▸ Exercise input
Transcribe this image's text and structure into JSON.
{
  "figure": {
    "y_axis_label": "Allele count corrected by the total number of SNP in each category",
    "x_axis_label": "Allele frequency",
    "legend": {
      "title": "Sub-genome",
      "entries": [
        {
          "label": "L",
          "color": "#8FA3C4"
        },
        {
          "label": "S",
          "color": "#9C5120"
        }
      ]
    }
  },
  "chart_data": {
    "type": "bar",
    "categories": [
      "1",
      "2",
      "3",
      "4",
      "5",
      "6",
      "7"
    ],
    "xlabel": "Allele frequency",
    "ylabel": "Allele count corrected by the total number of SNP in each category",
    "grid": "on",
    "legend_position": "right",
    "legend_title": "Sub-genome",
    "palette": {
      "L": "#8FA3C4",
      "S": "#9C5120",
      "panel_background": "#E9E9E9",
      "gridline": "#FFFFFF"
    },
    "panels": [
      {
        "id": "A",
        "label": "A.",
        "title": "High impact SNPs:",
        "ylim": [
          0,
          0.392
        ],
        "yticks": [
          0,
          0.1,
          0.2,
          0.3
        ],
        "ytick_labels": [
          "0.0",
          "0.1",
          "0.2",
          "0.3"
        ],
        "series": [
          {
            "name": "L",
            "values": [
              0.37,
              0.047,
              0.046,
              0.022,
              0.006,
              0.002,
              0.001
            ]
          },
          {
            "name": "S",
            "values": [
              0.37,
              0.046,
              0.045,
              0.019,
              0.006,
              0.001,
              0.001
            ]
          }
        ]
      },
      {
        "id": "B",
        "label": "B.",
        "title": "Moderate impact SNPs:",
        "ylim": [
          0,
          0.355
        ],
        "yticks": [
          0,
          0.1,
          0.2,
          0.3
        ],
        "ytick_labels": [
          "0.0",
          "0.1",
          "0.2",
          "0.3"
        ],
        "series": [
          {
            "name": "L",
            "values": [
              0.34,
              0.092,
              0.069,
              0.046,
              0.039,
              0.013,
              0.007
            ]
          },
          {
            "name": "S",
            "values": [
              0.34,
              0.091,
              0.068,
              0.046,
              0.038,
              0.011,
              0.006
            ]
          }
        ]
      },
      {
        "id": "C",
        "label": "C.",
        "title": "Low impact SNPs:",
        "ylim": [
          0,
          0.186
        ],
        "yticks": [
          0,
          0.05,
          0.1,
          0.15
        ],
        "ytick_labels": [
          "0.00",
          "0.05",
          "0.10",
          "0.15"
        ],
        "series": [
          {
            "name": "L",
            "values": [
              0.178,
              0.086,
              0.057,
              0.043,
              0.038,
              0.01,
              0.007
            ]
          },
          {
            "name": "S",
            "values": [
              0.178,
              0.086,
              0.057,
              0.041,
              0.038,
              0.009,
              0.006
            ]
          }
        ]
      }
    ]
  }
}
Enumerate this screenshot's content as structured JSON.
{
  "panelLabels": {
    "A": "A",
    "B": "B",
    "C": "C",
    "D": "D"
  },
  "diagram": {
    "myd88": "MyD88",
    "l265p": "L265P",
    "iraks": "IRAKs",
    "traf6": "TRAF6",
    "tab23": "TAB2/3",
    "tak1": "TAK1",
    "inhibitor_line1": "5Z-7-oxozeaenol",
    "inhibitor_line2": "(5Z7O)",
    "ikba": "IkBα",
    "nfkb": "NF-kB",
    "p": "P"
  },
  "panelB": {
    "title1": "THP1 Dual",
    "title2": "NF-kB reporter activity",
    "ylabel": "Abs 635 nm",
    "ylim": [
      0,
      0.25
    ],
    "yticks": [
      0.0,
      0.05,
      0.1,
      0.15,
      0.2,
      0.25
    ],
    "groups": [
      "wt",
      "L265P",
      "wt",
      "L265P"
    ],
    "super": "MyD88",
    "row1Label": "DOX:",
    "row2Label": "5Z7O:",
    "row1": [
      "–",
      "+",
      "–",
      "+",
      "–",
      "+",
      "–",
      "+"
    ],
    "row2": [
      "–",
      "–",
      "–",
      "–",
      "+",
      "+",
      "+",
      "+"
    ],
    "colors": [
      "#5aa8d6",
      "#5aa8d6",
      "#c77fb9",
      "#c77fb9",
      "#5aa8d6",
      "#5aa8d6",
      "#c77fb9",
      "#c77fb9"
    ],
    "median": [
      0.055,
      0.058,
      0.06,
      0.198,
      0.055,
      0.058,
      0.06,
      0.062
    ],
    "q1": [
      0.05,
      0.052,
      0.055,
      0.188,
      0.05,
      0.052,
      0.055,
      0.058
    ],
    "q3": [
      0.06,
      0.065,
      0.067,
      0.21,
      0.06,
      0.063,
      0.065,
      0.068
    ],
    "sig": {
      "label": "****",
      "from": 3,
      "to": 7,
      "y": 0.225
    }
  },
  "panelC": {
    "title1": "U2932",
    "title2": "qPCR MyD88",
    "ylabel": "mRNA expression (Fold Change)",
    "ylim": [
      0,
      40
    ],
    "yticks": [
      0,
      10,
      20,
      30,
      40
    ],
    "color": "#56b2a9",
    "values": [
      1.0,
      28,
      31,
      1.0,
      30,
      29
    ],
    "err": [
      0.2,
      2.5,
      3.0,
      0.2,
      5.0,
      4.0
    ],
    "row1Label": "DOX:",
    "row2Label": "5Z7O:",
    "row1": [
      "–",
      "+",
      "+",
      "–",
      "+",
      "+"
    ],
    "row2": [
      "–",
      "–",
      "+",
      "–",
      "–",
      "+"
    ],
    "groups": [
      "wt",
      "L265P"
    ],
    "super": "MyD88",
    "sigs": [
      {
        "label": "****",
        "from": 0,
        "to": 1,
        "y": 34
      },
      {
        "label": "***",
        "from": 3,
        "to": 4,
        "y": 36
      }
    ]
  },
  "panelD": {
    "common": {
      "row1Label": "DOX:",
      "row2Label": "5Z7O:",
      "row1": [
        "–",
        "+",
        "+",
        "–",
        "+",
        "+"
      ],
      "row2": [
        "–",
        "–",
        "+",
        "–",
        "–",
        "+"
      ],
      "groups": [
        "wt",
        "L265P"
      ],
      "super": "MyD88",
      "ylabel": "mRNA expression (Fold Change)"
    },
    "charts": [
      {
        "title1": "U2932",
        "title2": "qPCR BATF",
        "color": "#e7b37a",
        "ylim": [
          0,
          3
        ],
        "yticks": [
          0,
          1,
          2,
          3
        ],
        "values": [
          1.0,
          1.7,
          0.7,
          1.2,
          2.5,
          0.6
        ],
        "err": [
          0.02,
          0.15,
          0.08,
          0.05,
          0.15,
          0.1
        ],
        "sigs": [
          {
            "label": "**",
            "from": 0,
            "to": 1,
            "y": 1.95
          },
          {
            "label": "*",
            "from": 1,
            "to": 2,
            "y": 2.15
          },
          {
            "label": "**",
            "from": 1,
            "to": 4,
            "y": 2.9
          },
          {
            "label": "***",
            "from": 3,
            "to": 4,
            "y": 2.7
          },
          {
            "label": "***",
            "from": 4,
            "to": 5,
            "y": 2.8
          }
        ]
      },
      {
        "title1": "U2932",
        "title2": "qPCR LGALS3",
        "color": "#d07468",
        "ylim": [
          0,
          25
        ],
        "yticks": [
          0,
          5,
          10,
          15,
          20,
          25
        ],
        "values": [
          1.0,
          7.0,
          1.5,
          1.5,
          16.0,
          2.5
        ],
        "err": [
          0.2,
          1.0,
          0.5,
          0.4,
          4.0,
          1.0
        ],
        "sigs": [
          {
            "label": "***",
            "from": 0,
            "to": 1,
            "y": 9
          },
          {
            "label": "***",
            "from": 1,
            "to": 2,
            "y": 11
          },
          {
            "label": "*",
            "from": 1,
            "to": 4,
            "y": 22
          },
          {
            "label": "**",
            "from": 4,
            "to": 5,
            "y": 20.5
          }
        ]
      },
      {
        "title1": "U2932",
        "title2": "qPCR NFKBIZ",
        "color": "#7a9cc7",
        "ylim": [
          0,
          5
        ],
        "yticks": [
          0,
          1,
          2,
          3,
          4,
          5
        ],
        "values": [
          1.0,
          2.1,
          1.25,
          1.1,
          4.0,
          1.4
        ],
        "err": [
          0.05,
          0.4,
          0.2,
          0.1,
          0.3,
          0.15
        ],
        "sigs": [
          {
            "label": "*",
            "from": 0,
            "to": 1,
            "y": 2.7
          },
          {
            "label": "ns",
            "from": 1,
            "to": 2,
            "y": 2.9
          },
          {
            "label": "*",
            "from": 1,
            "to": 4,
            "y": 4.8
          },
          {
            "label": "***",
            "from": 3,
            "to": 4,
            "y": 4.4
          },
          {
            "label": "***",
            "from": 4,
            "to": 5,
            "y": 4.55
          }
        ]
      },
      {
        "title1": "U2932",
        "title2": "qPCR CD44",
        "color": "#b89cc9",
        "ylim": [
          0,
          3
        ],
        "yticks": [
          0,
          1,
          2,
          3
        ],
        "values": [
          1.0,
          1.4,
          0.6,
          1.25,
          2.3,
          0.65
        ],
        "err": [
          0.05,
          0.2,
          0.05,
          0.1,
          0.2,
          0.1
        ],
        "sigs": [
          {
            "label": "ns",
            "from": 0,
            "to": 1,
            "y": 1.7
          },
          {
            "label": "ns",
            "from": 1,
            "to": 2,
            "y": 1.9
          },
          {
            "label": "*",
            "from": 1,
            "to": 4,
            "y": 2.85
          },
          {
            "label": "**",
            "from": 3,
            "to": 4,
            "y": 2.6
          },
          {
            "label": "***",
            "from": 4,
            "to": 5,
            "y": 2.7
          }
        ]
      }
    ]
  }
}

▸ What to produce
Line count for the word "genome": tally the lines of the records above that hold it and give only that figure.

▸ Solution to the exercise
2